*WHAT NEEDS TO BE DONE:* Quote the entries word for word. Omit the pictures.

:: SOURCE MATERIAL ::

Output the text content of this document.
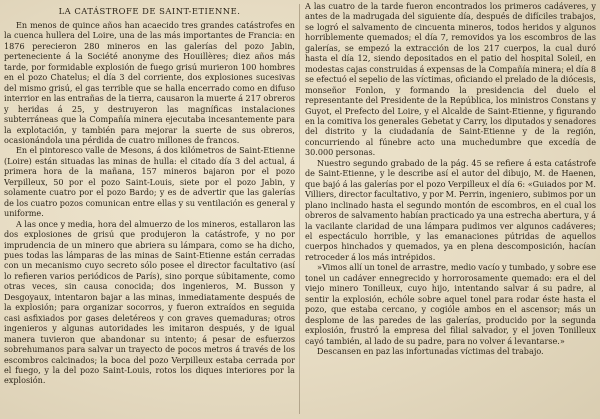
LA CATÁSTROFE DE SAINT-ETIENNE.

En menos de quince años han acaecido tres grandes catástrofes en la cuenca hullera del Loire, una de las más importantes de Francia: en 1876 perecieron 280 mineros en las galerías del pozo Jabin, perteneciente á la Société anonyme des Houillères; diez años más tarde, por formidable explosión de fuego grisú murieron 100 hombres en el pozo Chatelus; el día 3 del corriente, dos explosiones sucesivas del mismo grisú, el gas terrible que se halla encerrado como en difuso interrior en las entrañas de la tierra, causaron la muerte á 217 obreros y heridas á 25, y destruyeron las magníficas instalaciones subterráneas que la Compañía minera ejecutaba incesantemente para la explotación, y también para mejorar la suerte de sus obreros, ocasionándola una pérdida de cuatro millones de francos.

En el pintoresco valle de Mesons, á dos kilómetros de Saint-Etienne (Loire) están situadas las minas de hulla: el citado día 3 del actual, á primera hora de la mañana, 157 mineros bajaron por el pozo Verpilleux, 50 por el pozo Saint-Louis, siete por el pozo Jabin, y solamente cuatro por el pozo Bardo; y es de advertir que las galerías de los cuatro pozos comunican entre ellas y su ventilación es general y uniforme.

A las once y media, hora del almuerzo de los mineros, estallaron las dos explosiones de grisú que produjeron la catástrofe, y no por imprudencia de un minero que abriera su lámpara, como se ha dicho, pues todas las lámparas de las minas de Saint-Etienne están cerradas con un mecanismo cuyo secreto sólo posee el director facultativo (así lo refieren varios periódicos de París), sino porque súbitamente, como otras veces, sin causa conocida; dos ingenieros, M. Busson y Desgoyaux, intentaron bajar a las minas, inmediatamente después de la explosión; para organizar socorros, y fueron extraídos en seguida casi asfixiados por gases deletéreos y con graves quemaduras; otros ingenieros y algunas autoridades les imitaron después, y de igual manera tuvieron que abandonar su intento; á pesar de esfuerzos sobrehumanos para salvar un trayecto de pocos metros á través de los escombros calcinados; la boca del pozo Verpilleux estaba cerrada por el fuego, y la del pozo Saint-Louis, rotos los diques interiores por la explosión.

A las cuatro de la tarde fueron encontrados los primeros cadáveres, y antes de la madrugada del siguiente día, después de difíciles trabajos, se logró el salvamento de cincuenta mineros, todos heridos y algunos horriblemente quemados; el día 7, removidos ya los escombros de las galerías, se empezó la extracción de los 217 cuerpos, la cual duró hasta el día 12, siendo depositados en el patio del hospital Soleil, en modestas cajas construidas á expensas de la Compañía minera; el día 8 se efectuó el sepelio de las víctimas, oficiando el prelado de la diócesis, monseñor Fonlon, y formando la presidencia del duelo el representante del Presidente de la República, los ministros Constans y Guyot, el Prefecto del Loire, y el Alcalde de Saint-Etienne, y figurando en la comitiva los generales Gebetat y Carry, los diputados y senadores del distrito y la ciudadanía de Saint-Etienne y de la región, concurriendo al fúnebre acto una muchedumbre que excedía de 30.000 personas.

Nuestro segundo grabado de la pág. 45 se refiere á esta catástrofe de Saint-Etienne, y le describe así el autor del dibujo, M. de Haenen, que bajó á las galerías por el pozo Verpilleux el día 6: «Guiados por M. Villiers, director facultativo, y por M. Perrin, ingeniero, subimos por un plano inclinado hasta el segundo montón de escombros, en el cual los obreros de salvamento habían practicado ya una estrecha abertura, y á la vacilante claridad de una lámpara pudimos ver algunos cadáveres; el espectáculo horrible, y las emanaciones pútridas de aquellos cuerpos hinchados y quemados, ya en plena descomposición, hacían retroceder á los más intrépidos.

»Vimos allí un tonel de arrastre, medio vacío y tumbado, y sobre ese tonel un cadáver ennegrecido y horrorosamente quemado: era el del viejo minero Tonilleux, cuyo hijo, intentando salvar á su padre, al sentir la explosión, echóle sobre aquel tonel para rodar éste hasta el pozo, que estaba cercano, y cogióle ambos en el ascensor; más un desplome de las paredes de las galerías, producido por la segunda explosión, frustró la empresa del filial salvador, y el joven Tonilleux cayó también, al lado de su padre, para no volver á levantarse.»

Descansen en paz las infortunadas víctimas del trabajo.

:::

*OUTPUT OF THE TASK:*
Output the text content of this document.
LA CATÁSTROFE DE SAINT-ETIENNE.

En menos de quince años han acaecido tres grandes catástrofes en la cuenca hullera del Loire, una de las más importantes de Francia: en 1876 perecieron 280 mineros en las galerías del pozo Jabin, perteneciente á la Société anonyme des Houillères; diez años más tarde, por formidable explosión de fuego grisú murieron 100 hombres en el pozo Chatelus; el día 3 del corriente, dos explosiones sucesivas del mismo grisú, el gas terrible que se halla encerrado como en difuso interrior en las entrañas de la tierra, causaron la muerte á 217 obreros y heridas á 25, y destruyeron las magníficas instalaciones subterráneas que la Compañía minera ejecutaba incesantemente para la explotación, y también para mejorar la suerte de sus obreros, ocasionándola una pérdida de cuatro millones de francos.

En el pintoresco valle de Mesons, á dos kilómetros de Saint-Etienne (Loire) están situadas las minas de hulla: el citado día 3 del actual, á primera hora de la mañana, 157 mineros bajaron por el pozo Verpilleux, 50 por el pozo Saint-Louis, siete por el pozo Jabin, y solamente cuatro por el pozo Bardo; y es de advertir que las galerías de los cuatro pozos comunican entre ellas y su ventilación es general y uniforme.

A las once y media, hora del almuerzo de los mineros, estallaron las dos explosiones de grisú que produjeron la catástrofe, y no por imprudencia de un minero que abriera su lámpara, como se ha dicho, pues todas las lámparas de las minas de Saint-Etienne están cerradas con un mecanismo cuyo secreto sólo posee el director facultativo (así lo refieren varios periódicos de París), sino porque súbitamente, como otras veces, sin causa conocida; dos ingenieros, M. Busson y Desgoyaux, intentaron bajar a las minas, inmediatamente después de la explosión; para organizar socorros, y fueron extraídos en seguida casi asfixiados por gases deletéreos y con graves quemaduras; otros ingenieros y algunas autoridades les imitaron después, y de igual manera tuvieron que abandonar su intento; á pesar de esfuerzos sobrehumanos para salvar un trayecto de pocos metros á través de los escombros calcinados; la boca del pozo Verpilleux estaba cerrada por el fuego, y la del pozo Saint-Louis, rotos los diques interiores por la explosión.

A las cuatro de la tarde fueron encontrados los primeros cadáveres, y antes de la madrugada del siguiente día, después de difíciles trabajos, se logró el salvamento de cincuenta mineros, todos heridos y algunos horriblemente quemados; el día 7, removidos ya los escombros de las galerías, se empezó la extracción de los 217 cuerpos, la cual duró hasta el día 12, siendo depositados en el patio del hospital Soleil, en modestas cajas construidas á expensas de la Compañía minera; el día 8 se efectuó el sepelio de las víctimas, oficiando el prelado de la diócesis, monseñor Fonlon, y formando la presidencia del duelo el representante del Presidente de la República, los ministros Constans y Guyot, el Prefecto del Loire, y el Alcalde de Saint-Etienne, y figurando en la comitiva los generales Gebetat y Carry, los diputados y senadores del distrito y la ciudadanía de Saint-Etienne y de la región, concurriendo al fúnebre acto una muchedumbre que excedía de 30.000 personas.

Nuestro segundo grabado de la pág. 45 se refiere á esta catástrofe de Saint-Etienne, y le describe así el autor del dibujo, M. de Haenen, que bajó á las galerías por el pozo Verpilleux el día 6: «Guiados por M. Villiers, director facultativo, y por M. Perrin, ingeniero, subimos por un plano inclinado hasta el segundo montón de escombros, en el cual los obreros de salvamento habían practicado ya una estrecha abertura, y á la vacilante claridad de una lámpara pudimos ver algunos cadáveres; el espectáculo horrible, y las emanaciones pútridas de aquellos cuerpos hinchados y quemados, ya en plena descomposición, hacían retroceder á los más intrépidos.

»Vimos allí un tonel de arrastre, medio vacío y tumbado, y sobre ese tonel un cadáver ennegrecido y horrorosamente quemado: era el del viejo minero Tonilleux, cuyo hijo, intentando salvar á su padre, al sentir la explosión, echóle sobre aquel tonel para rodar éste hasta el pozo, que estaba cercano, y cogióle ambos en el ascensor; más un desplome de las paredes de las galerías, producido por la segunda explosión, frustró la empresa del filial salvador, y el joven Tonilleux cayó también, al lado de su padre, para no volver á levantarse.»

Descansen en paz las infortunadas víctimas del trabajo.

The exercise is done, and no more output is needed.